_What you should do_.
Gather the lines from the material that contain "with".

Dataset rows
------------------------------------

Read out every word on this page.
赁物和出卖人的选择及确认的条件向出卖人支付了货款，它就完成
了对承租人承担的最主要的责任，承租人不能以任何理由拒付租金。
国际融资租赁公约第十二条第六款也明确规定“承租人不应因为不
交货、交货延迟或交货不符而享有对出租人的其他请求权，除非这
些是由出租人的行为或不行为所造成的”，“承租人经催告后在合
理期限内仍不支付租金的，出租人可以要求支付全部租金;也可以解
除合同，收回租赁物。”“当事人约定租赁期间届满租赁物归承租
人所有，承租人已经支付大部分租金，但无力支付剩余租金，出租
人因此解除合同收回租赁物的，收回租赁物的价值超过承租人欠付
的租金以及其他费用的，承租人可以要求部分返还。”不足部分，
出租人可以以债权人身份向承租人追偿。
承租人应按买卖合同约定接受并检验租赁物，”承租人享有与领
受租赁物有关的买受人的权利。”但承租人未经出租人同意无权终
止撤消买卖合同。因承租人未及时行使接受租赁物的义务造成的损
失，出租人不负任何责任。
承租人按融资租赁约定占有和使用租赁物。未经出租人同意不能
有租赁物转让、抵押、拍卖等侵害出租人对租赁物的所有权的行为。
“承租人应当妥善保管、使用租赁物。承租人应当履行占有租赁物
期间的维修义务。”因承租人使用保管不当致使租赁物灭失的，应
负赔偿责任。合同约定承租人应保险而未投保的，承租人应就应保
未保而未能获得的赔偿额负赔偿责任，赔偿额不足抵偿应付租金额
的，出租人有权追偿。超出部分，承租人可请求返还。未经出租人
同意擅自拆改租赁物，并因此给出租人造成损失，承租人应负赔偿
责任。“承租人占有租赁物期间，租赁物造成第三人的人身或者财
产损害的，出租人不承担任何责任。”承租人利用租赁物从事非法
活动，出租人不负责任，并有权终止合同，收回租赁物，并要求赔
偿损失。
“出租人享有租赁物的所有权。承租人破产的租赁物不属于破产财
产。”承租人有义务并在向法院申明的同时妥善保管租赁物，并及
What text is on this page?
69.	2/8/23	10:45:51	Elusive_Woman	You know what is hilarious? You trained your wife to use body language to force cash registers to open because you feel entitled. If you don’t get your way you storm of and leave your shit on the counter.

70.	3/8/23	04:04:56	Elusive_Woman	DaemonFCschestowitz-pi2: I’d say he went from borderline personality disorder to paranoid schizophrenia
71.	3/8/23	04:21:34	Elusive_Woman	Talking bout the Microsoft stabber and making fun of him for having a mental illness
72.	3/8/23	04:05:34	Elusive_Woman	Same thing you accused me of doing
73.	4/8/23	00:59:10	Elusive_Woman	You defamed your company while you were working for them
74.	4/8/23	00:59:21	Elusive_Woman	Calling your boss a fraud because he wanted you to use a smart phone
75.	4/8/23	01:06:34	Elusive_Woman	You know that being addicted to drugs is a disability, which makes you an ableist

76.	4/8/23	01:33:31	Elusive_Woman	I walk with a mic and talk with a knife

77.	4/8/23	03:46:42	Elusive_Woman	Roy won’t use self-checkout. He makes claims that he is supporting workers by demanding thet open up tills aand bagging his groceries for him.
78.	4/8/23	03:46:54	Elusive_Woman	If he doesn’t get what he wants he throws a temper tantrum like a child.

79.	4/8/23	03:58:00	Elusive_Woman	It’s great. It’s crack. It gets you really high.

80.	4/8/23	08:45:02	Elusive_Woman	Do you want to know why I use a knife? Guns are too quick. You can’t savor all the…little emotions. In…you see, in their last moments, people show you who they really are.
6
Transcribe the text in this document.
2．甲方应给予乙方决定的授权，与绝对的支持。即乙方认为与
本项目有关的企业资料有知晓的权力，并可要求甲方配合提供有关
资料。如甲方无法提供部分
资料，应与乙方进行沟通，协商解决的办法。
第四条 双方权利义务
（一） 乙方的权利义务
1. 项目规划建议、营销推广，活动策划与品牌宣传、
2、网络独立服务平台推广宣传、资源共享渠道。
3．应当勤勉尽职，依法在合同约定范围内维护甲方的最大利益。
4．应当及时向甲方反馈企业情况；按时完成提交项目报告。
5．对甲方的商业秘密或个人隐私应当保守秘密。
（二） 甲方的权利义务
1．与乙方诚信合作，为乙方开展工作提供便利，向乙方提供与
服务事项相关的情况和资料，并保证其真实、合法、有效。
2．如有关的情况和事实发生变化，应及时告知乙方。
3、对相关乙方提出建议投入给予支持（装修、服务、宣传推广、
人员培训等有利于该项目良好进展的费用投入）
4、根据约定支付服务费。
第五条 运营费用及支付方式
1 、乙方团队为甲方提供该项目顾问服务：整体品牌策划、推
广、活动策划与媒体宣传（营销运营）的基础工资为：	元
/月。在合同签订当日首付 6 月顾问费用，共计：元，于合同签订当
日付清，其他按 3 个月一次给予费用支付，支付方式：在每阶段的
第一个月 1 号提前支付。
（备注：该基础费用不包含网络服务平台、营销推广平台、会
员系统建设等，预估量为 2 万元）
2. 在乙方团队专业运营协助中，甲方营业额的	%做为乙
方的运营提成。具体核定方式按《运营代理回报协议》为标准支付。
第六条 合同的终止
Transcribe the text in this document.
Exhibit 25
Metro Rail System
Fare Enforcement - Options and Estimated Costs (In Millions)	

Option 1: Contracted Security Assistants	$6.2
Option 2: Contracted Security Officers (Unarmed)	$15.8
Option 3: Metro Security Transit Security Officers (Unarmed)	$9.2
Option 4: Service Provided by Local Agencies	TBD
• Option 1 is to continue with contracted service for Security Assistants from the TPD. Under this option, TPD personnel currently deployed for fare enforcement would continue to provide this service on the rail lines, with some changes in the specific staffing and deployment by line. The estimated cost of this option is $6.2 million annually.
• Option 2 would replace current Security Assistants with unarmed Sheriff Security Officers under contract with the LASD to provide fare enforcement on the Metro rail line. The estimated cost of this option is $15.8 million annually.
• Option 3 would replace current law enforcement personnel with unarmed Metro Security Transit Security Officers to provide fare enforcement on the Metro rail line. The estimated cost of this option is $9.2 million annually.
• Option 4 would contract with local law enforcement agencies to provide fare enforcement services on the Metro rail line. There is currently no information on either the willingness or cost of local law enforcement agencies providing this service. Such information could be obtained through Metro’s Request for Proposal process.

------------------------------------

_Solved problem_.
76.	4/8/23	01:33:31	Elusive_Woman	I walk with a mic and talk with a knife
• Option 1 is to continue with contracted service for Security Assistants from the TPD. Under this option, TPD personnel currently deployed for fare enforcement would continue to provide this service on the rail lines, with some changes in the specific staffing and deployment by line. The estimated cost of this option is $6.2 million annually.
• Option 2 would replace current Security Assistants with unarmed Sheriff Security Officers under contract with the LASD to provide fare enforcement on the Metro rail line. The estimated cost of this option is $15.8 million annually.
• Option 3 would replace current law enforcement personnel with unarmed Metro Security Transit Security Officers to provide fare enforcement on the Metro rail line. The estimated cost of this option is $9.2 million annually.
• Option 4 would contract with local law enforcement agencies to provide fare enforcement services on the Metro rail line. There is currently no information on either the willingness or cost of local law enforcement agencies providing this service. Such information could be obtained through Metro’s Request for Proposal process.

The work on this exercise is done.